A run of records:
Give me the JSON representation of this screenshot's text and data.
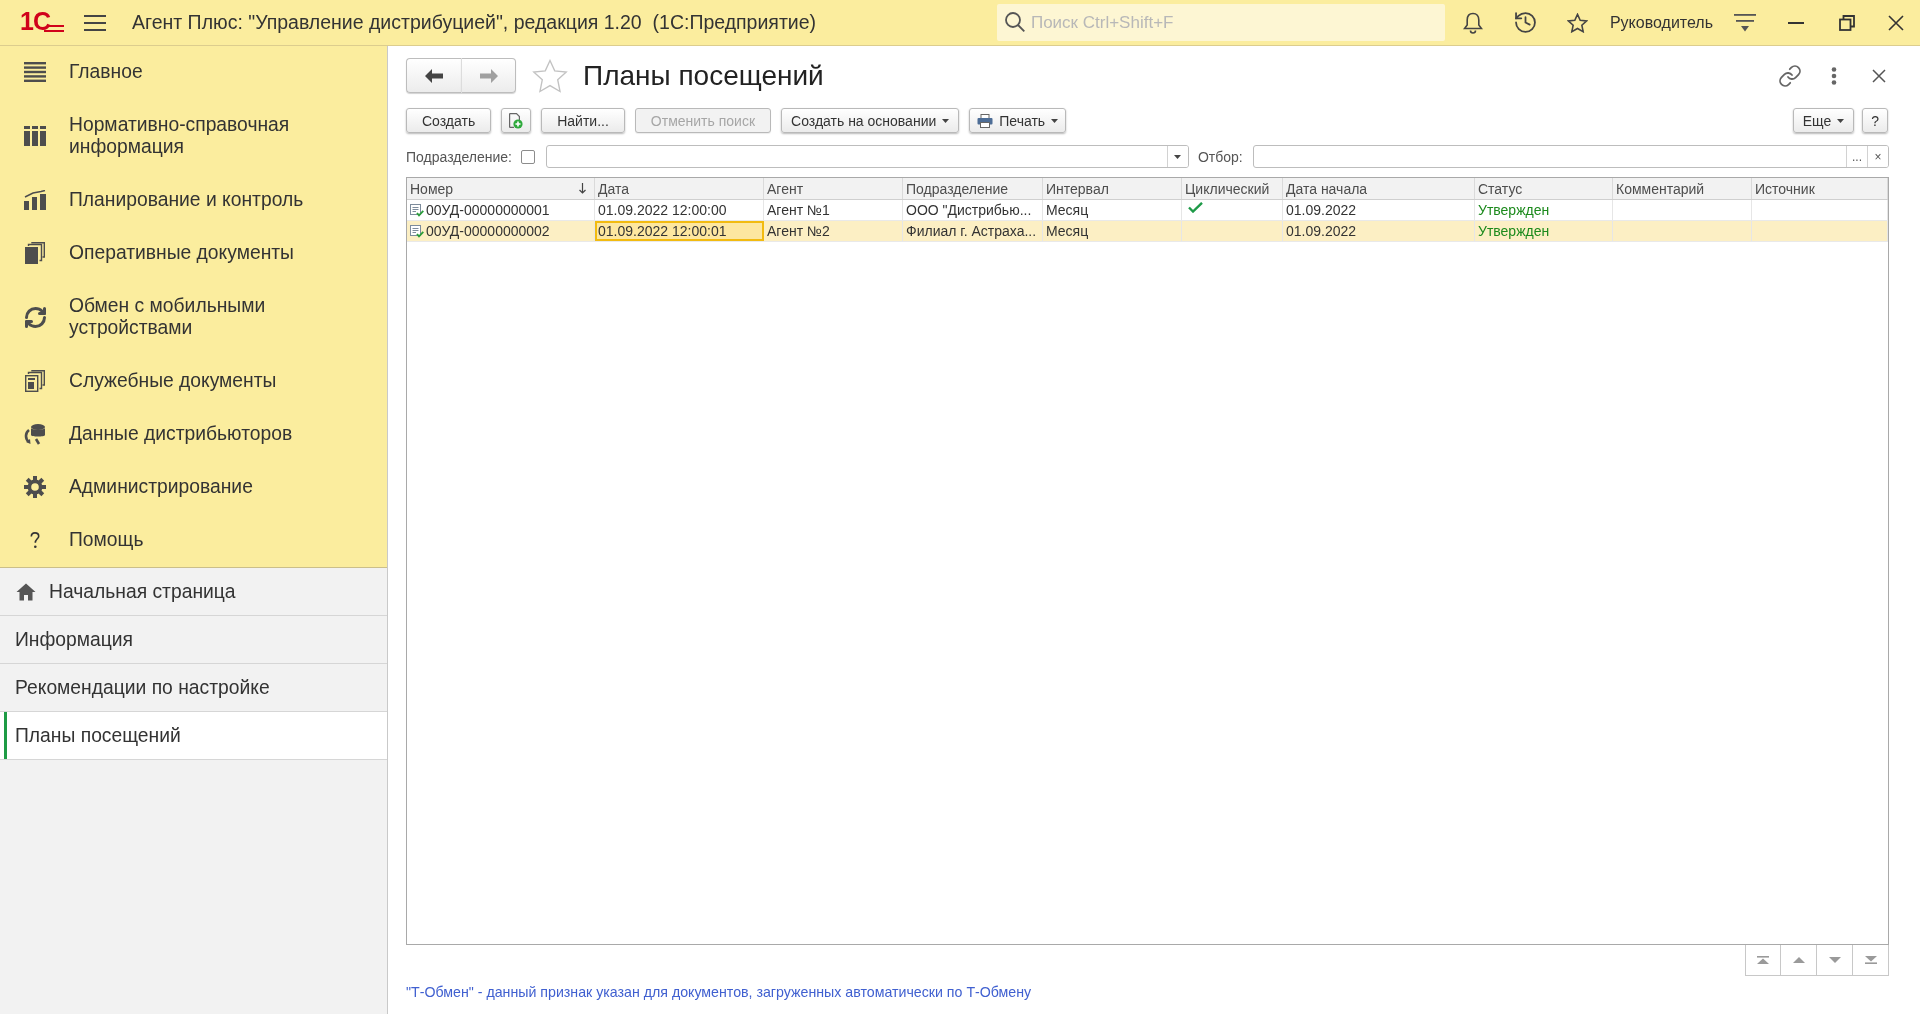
{
  "window": {
    "title": "Агент Плюс: \"Управление дистрибуцией\", редакция 1.20  (1С:Предприятие)"
  },
  "top_bar": {
    "logo": "1С",
    "search": {
      "placeholder": "Поиск Ctrl+Shift+F"
    },
    "user": "Руководитель"
  },
  "sections": [
    {
      "label": "Главное"
    },
    {
      "label": "Нормативно-справочная информация"
    },
    {
      "label": "Планирование и контроль"
    },
    {
      "label": "Оперативные документы"
    },
    {
      "label": "Обмен с мобильными устройствами"
    },
    {
      "label": "Служебные документы"
    },
    {
      "label": "Данные дистрибьюторов"
    },
    {
      "label": "Администрирование"
    },
    {
      "label": "Помощь"
    }
  ],
  "open_pages": [
    {
      "label": "Начальная страница",
      "kind": "home",
      "selected": false
    },
    {
      "label": "Информация",
      "kind": "page",
      "selected": false
    },
    {
      "label": "Рекомендации по настройке",
      "kind": "page",
      "selected": false
    },
    {
      "label": "Планы посещений",
      "kind": "page",
      "selected": true
    }
  ],
  "form": {
    "title": "Планы посещений",
    "favorite": false,
    "back_disabled": false,
    "forward_disabled": true
  },
  "toolbar": {
    "buttons": [
      {
        "kind": "plain",
        "label": "Создать",
        "disabled": false
      },
      {
        "kind": "add-icon",
        "disabled": false
      },
      {
        "kind": "plain",
        "label": "Найти...",
        "disabled": false
      },
      {
        "kind": "plain",
        "label": "Отменить поиск",
        "disabled": true
      },
      {
        "kind": "menu",
        "label": "Создать на основании",
        "disabled": false
      },
      {
        "kind": "print-menu",
        "label": "Печать",
        "disabled": false
      }
    ],
    "right_buttons": [
      {
        "kind": "menu",
        "label": "Еще",
        "disabled": false
      },
      {
        "kind": "plain",
        "label": "?",
        "disabled": false
      }
    ]
  },
  "filters": {
    "subdivision": {
      "label": "Подразделение:",
      "checked": false
    },
    "selection": {
      "label": "Отбор:",
      "choose_button": "...",
      "clear_button": "×"
    }
  },
  "table": {
    "columns": [
      {
        "label": "Номер",
        "sorted": true,
        "current": false
      },
      {
        "label": "Дата",
        "sorted": false,
        "current": true
      },
      {
        "label": "Агент",
        "sorted": false,
        "current": false
      },
      {
        "label": "Подразделение",
        "sorted": false,
        "current": false
      },
      {
        "label": "Интервал",
        "sorted": false,
        "current": false
      },
      {
        "label": "Циклический",
        "sorted": false,
        "current": false
      },
      {
        "label": "Дата начала",
        "sorted": false,
        "current": false
      },
      {
        "label": "Статус",
        "sorted": false,
        "current": false
      },
      {
        "label": "Комментарий",
        "sorted": false,
        "current": false
      },
      {
        "label": "Источник",
        "sorted": false,
        "current": false
      }
    ],
    "rows": [
      {
        "number": "00УД-00000000001",
        "date": "01.09.2022 12:00:00",
        "agent": "Агент №1",
        "subdivision": "ООО \"Дистрибью...",
        "interval": "Месяц",
        "cyclic": true,
        "start_date": "01.09.2022",
        "status": "Утвержден",
        "selected": false
      },
      {
        "number": "00УД-00000000002",
        "date": "01.09.2022 12:00:01",
        "agent": "Агент №2",
        "subdivision": "Филиал г. Астраха...",
        "interval": "Месяц",
        "cyclic": false,
        "start_date": "01.09.2022",
        "status": "Утвержден",
        "selected": true
      }
    ]
  },
  "note": "\"Т-Обмен\" - данный признак указан для документов, загруженных автоматически по Т-Обмену"
}
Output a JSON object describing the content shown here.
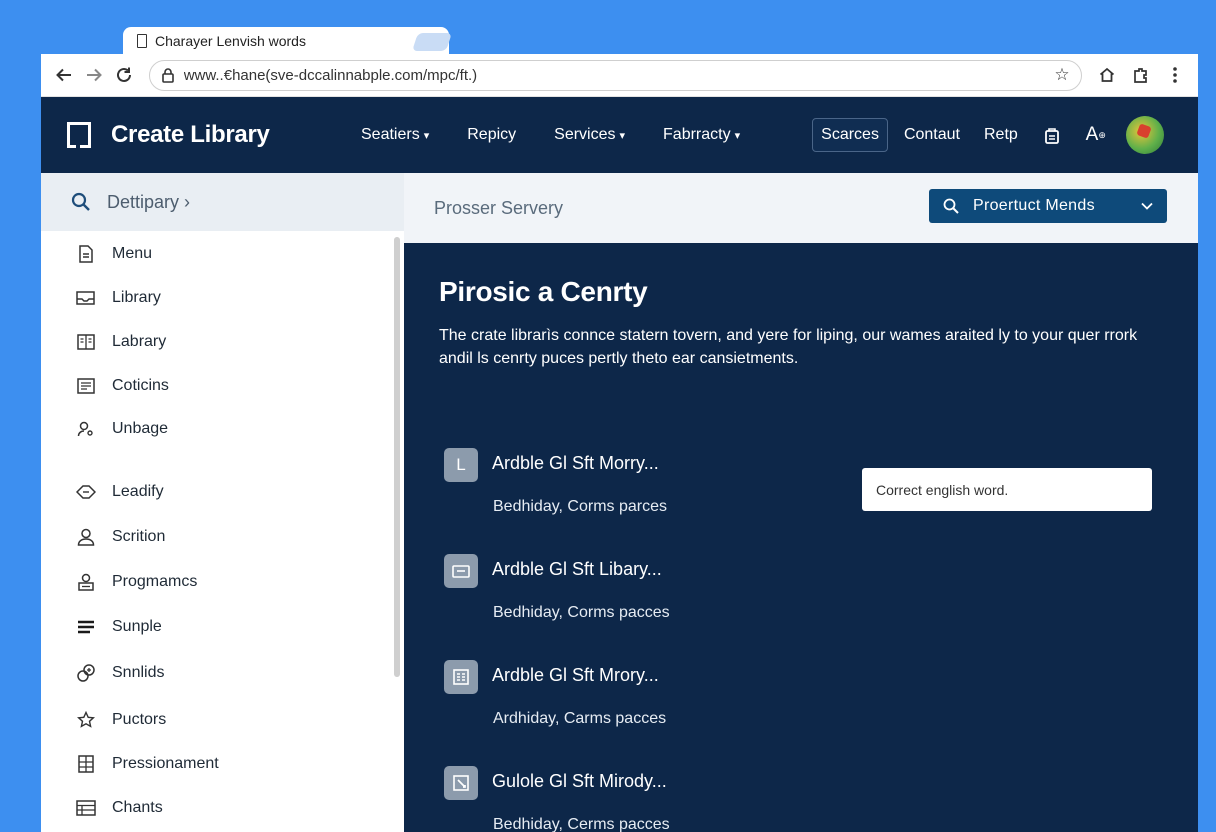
{
  "browser": {
    "tab_title": "Charayer Lenvish words",
    "tab_close": "✕",
    "url": "www..€hane(sve-dccalinnabple.com/mpc/ft.)"
  },
  "header": {
    "brand": "Create Library",
    "nav": [
      "Seatiers",
      "Repicy",
      "Services",
      "Fabrracty"
    ],
    "pill": "Scarces",
    "links": [
      "Contaut",
      "Retp"
    ],
    "font_icon_label": "A"
  },
  "sidebar": {
    "search_label": "Dettipary ›",
    "items": [
      {
        "label": "Menu",
        "icon": "document-icon"
      },
      {
        "label": "Library",
        "icon": "inbox-icon"
      },
      {
        "label": "Labrary",
        "icon": "book-icon"
      },
      {
        "label": "Coticins",
        "icon": "list-card-icon"
      },
      {
        "label": "Unbage",
        "icon": "user-key-icon"
      },
      {
        "label": "Leadify",
        "icon": "diamond-icon"
      },
      {
        "label": "Scrition",
        "icon": "person-icon"
      },
      {
        "label": "Progmamcs",
        "icon": "person-card-icon"
      },
      {
        "label": "Sunple",
        "icon": "lines-icon"
      },
      {
        "label": "Snnlids",
        "icon": "link-icon"
      },
      {
        "label": "Puctors",
        "icon": "star-icon"
      },
      {
        "label": "Pressionament",
        "icon": "grid-icon"
      },
      {
        "label": "Chants",
        "icon": "table-icon"
      }
    ]
  },
  "main": {
    "breadcrumb": "Prosser Servery",
    "product_button": "Proertuct Mends",
    "hero_title": "Pirosic a Cenrty",
    "hero_desc": "The crate librarìs connce statern tovern, and yere for liping, our wames araited ly to your quer rrork andil ls cenrty puces pertly theto ear cansietments.",
    "tooltip": "Correct english word.",
    "cards": [
      {
        "title": "Ardble Gl Sft Morry...",
        "subtitle": "Bedhiday, Corms parces",
        "icon": "letter-l-icon",
        "glyph": "L"
      },
      {
        "title": "Ardble Gl Sft Libary...",
        "subtitle": "Bedhiday, Corms pacces",
        "icon": "mail-icon"
      },
      {
        "title": "Ardble Gl Sft Mrory...",
        "subtitle": "Ardhiday, Carms pacces",
        "icon": "form-icon"
      },
      {
        "title": "Gulole Gl Sft Mirody...",
        "subtitle": "Bedhiday, Cerms pacces",
        "icon": "edit-icon"
      }
    ]
  },
  "colors": {
    "background": "#3d8ff0",
    "header_navy": "#0d2749",
    "button_blue": "#0e4a7a",
    "card_icon_bg": "#8c9bac"
  }
}
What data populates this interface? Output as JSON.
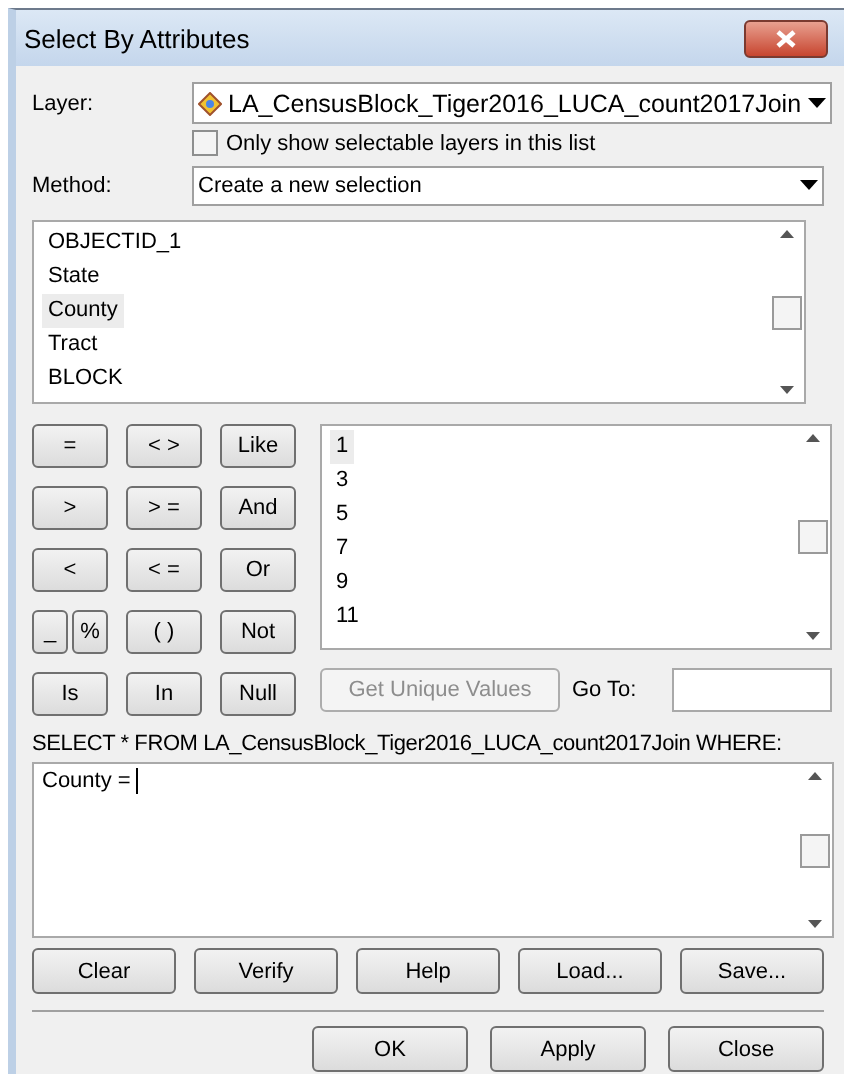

> Work instructions:
Give every line above again exactly, with no pictures.

> Reply to the exercise:
Give me the JSON representation of this screenshot's text and data.
{
  "window": {
    "title": "Агент Плюс: \"Управление дистрибуцией\", редакция 1.20  (1С:Предприятие)"
  },
  "top_bar": {
    "logo": "1С",
    "search": {
      "placeholder": "Поиск Ctrl+Shift+F"
    },
    "user": "Руководитель"
  },
  "sections": [
    {
      "label": "Главное"
    },
    {
      "label": "Нормативно-справочная информация"
    },
    {
      "label": "Планирование и контроль"
    },
    {
      "label": "Оперативные документы"
    },
    {
      "label": "Обмен с мобильными устройствами"
    },
    {
      "label": "Служебные документы"
    },
    {
      "label": "Данные дистрибьюторов"
    },
    {
      "label": "Администрирование"
    },
    {
      "label": "Помощь"
    }
  ],
  "open_pages": [
    {
      "label": "Начальная страница",
      "kind": "home",
      "selected": false
    },
    {
      "label": "Информация",
      "kind": "page",
      "selected": false
    },
    {
      "label": "Рекомендации по настройке",
      "kind": "page",
      "selected": false
    },
    {
      "label": "Планы посещений",
      "kind": "page",
      "selected": true
    }
  ],
  "form": {
    "title": "Планы посещений",
    "favorite": false,
    "back_disabled": false,
    "forward_disabled": true
  },
  "toolbar": {
    "buttons": [
      {
        "kind": "plain",
        "label": "Создать",
        "disabled": false
      },
      {
        "kind": "add-icon",
        "disabled": false
      },
      {
        "kind": "plain",
        "label": "Найти...",
        "disabled": false
      },
      {
        "kind": "plain",
        "label": "Отменить поиск",
        "disabled": true
      },
      {
        "kind": "menu",
        "label": "Создать на основании",
        "disabled": false
      },
      {
        "kind": "print-menu",
        "label": "Печать",
        "disabled": false
      }
    ],
    "right_buttons": [
      {
        "kind": "menu",
        "label": "Еще",
        "disabled": false
      },
      {
        "kind": "plain",
        "label": "?",
        "disabled": false
      }
    ]
  },
  "filters": {
    "subdivision": {
      "label": "Подразделение:",
      "checked": false
    },
    "selection": {
      "label": "Отбор:",
      "choose_button": "...",
      "clear_button": "×"
    }
  },
  "table": {
    "columns": [
      {
        "label": "Номер",
        "sorted": true,
        "current": false
      },
      {
        "label": "Дата",
        "sorted": false,
        "current": true
      },
      {
        "label": "Агент",
        "sorted": false,
        "current": false
      },
      {
        "label": "Подразделение",
        "sorted": false,
        "current": false
      },
      {
        "label": "Интервал",
        "sorted": false,
        "current": false
      },
      {
        "label": "Циклический",
        "sorted": false,
        "current": false
      },
      {
        "label": "Дата начала",
        "sorted": false,
        "current": false
      },
      {
        "label": "Статус",
        "sorted": false,
        "current": false
      },
      {
        "label": "Комментарий",
        "sorted": false,
        "current": false
      },
      {
        "label": "Источник",
        "sorted": false,
        "current": false
      }
    ],
    "rows": [
      {
        "number": "00УД-00000000001",
        "date": "01.09.2022 12:00:00",
        "agent": "Агент №1",
        "subdivision": "ООО \"Дистрибью...",
        "interval": "Месяц",
        "cyclic": true,
        "start_date": "01.09.2022",
        "status": "Утвержден",
        "selected": false
      },
      {
        "number": "00УД-00000000002",
        "date": "01.09.2022 12:00:01",
        "agent": "Агент №2",
        "subdivision": "Филиал г. Астраха...",
        "interval": "Месяц",
        "cyclic": false,
        "start_date": "01.09.2022",
        "status": "Утвержден",
        "selected": true
      }
    ]
  },
  "note": "\"Т-Обмен\" - данный признак указан для документов, загруженных автоматически по Т-Обмену"
}
Output a JSON object describing the content shown here.
{
  "browser": {
    "tab_title": "Charayer Lenvish words",
    "tab_close": "✕",
    "url": "www..€hane(sve-dccalinnabple.com/mpc/ft.)"
  },
  "header": {
    "brand": "Create Library",
    "nav": [
      "Seatiers",
      "Repicy",
      "Services",
      "Fabrracty"
    ],
    "pill": "Scarces",
    "links": [
      "Contaut",
      "Retp"
    ],
    "font_icon_label": "A"
  },
  "sidebar": {
    "search_label": "Dettipary ›",
    "items": [
      {
        "label": "Menu",
        "icon": "document-icon"
      },
      {
        "label": "Library",
        "icon": "inbox-icon"
      },
      {
        "label": "Labrary",
        "icon": "book-icon"
      },
      {
        "label": "Coticins",
        "icon": "list-card-icon"
      },
      {
        "label": "Unbage",
        "icon": "user-key-icon"
      },
      {
        "label": "Leadify",
        "icon": "diamond-icon"
      },
      {
        "label": "Scrition",
        "icon": "person-icon"
      },
      {
        "label": "Progmamcs",
        "icon": "person-card-icon"
      },
      {
        "label": "Sunple",
        "icon": "lines-icon"
      },
      {
        "label": "Snnlids",
        "icon": "link-icon"
      },
      {
        "label": "Puctors",
        "icon": "star-icon"
      },
      {
        "label": "Pressionament",
        "icon": "grid-icon"
      },
      {
        "label": "Chants",
        "icon": "table-icon"
      }
    ]
  },
  "main": {
    "breadcrumb": "Prosser Servery",
    "product_button": "Proertuct Mends",
    "hero_title": "Pirosic a Cenrty",
    "hero_desc": "The crate librarìs connce statern tovern, and yere for liping, our wames araited ly to your quer rrork andil ls cenrty puces pertly theto ear cansietments.",
    "tooltip": "Correct english word.",
    "cards": [
      {
        "title": "Ardble Gl Sft Morry...",
        "subtitle": "Bedhiday, Corms parces",
        "icon": "letter-l-icon",
        "glyph": "L"
      },
      {
        "title": "Ardble Gl Sft Libary...",
        "subtitle": "Bedhiday, Corms pacces",
        "icon": "mail-icon"
      },
      {
        "title": "Ardble Gl Sft Mrory...",
        "subtitle": "Ardhiday, Carms pacces",
        "icon": "form-icon"
      },
      {
        "title": "Gulole Gl Sft Mirody...",
        "subtitle": "Bedhiday, Cerms pacces",
        "icon": "edit-icon"
      }
    ]
  },
  "colors": {
    "background": "#3d8ff0",
    "header_navy": "#0d2749",
    "button_blue": "#0e4a7a",
    "card_icon_bg": "#8c9bac"
  }
}
What data populates this interface? Output as JSON.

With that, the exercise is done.